__REQUEST__
Copy out all the entries exactly.

__DATA SUPPLIED__
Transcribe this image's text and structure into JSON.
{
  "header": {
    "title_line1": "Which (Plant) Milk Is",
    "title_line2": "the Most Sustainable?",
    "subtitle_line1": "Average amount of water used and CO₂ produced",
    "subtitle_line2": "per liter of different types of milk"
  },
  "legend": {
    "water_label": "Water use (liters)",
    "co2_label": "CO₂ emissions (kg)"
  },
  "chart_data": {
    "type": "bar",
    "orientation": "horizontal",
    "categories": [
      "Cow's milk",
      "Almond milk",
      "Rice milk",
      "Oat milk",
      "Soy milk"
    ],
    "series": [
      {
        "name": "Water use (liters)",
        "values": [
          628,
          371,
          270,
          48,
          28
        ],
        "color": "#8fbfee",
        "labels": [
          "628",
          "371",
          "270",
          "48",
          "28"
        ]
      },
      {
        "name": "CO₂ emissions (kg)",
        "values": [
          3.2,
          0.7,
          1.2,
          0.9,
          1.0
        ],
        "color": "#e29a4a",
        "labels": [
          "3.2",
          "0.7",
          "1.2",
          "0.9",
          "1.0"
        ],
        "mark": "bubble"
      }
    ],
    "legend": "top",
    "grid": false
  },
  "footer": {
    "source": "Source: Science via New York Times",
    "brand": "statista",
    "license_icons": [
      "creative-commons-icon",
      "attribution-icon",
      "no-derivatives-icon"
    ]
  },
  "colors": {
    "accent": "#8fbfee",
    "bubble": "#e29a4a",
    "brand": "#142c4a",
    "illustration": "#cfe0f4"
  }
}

__ANSWER TO THE TASK__
Transcribe this image's text and structure into JSON.
{
  "header": {
    "title_line1": "Which (Plant) Milk Is",
    "title_line2": "the Most Sustainable?",
    "subtitle_line1": "Average amount of water used and CO₂ produced",
    "subtitle_line2": "per liter of different types of milk"
  },
  "legend": {
    "water_label": "Water use (liters)",
    "co2_label": "CO₂ emissions (kg)"
  },
  "chart_data": {
    "type": "bar",
    "orientation": "horizontal",
    "categories": [
      "Cow's milk",
      "Almond milk",
      "Rice milk",
      "Oat milk",
      "Soy milk"
    ],
    "series": [
      {
        "name": "Water use (liters)",
        "values": [
          628,
          371,
          270,
          48,
          28
        ],
        "color": "#8fbfee",
        "labels": [
          "628",
          "371",
          "270",
          "48",
          "28"
        ]
      },
      {
        "name": "CO₂ emissions (kg)",
        "values": [
          3.2,
          0.7,
          1.2,
          0.9,
          1.0
        ],
        "color": "#e29a4a",
        "labels": [
          "3.2",
          "0.7",
          "1.2",
          "0.9",
          "1.0"
        ],
        "mark": "bubble"
      }
    ],
    "legend": "top",
    "grid": false
  },
  "footer": {
    "source": "Source: Science via New York Times",
    "brand": "statista",
    "license_icons": [
      "creative-commons-icon",
      "attribution-icon",
      "no-derivatives-icon"
    ]
  },
  "colors": {
    "accent": "#8fbfee",
    "bubble": "#e29a4a",
    "brand": "#142c4a",
    "illustration": "#cfe0f4"
  }
}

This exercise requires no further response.